Input rows:
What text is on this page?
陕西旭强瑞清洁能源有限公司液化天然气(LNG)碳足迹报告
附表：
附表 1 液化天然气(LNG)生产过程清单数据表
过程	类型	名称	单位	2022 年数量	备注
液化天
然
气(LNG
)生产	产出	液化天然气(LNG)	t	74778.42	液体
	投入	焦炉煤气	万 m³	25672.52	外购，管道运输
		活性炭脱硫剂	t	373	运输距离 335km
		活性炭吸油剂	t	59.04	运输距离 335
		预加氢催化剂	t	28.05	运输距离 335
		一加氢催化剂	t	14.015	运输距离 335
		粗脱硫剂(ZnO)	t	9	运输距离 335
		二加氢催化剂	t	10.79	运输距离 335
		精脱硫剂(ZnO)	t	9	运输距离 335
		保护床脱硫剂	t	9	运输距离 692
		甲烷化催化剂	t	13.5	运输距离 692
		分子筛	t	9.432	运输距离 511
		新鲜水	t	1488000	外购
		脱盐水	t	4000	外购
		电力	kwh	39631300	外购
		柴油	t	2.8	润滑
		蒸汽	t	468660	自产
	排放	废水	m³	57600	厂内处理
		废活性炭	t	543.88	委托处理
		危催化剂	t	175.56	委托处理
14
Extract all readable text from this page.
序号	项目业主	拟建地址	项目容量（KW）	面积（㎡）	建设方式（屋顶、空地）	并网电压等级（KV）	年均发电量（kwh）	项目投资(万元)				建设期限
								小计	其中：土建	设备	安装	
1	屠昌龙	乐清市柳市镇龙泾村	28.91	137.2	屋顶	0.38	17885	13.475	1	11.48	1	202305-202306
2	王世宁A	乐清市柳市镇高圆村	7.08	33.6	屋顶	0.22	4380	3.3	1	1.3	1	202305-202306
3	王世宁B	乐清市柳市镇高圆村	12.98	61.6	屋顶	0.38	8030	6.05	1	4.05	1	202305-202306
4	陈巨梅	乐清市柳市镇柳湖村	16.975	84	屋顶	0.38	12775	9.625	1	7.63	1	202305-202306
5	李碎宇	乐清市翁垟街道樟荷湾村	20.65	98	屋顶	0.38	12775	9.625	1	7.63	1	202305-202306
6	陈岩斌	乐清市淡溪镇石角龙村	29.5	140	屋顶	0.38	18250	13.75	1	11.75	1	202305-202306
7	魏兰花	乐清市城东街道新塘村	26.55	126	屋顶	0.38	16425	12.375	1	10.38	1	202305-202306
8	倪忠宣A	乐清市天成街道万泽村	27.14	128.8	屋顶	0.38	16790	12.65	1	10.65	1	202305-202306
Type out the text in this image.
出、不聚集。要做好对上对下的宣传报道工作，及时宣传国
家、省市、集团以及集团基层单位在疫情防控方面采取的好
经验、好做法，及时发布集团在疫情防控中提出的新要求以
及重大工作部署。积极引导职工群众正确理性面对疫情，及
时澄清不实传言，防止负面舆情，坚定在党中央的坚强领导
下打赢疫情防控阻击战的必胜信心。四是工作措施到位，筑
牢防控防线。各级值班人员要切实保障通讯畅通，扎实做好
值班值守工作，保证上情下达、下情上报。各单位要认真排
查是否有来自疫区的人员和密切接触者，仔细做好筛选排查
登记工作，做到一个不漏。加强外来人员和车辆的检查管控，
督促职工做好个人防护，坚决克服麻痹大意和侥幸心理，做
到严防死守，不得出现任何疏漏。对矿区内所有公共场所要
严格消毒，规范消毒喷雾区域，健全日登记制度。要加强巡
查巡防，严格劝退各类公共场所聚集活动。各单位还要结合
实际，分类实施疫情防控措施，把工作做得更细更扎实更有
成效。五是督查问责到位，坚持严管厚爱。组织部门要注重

Exercise directions: Using the listing above, pull out all lines that hold the word "text".

The answer:
What text is on this page?
Extract all readable text from this page.
Type out the text in this image.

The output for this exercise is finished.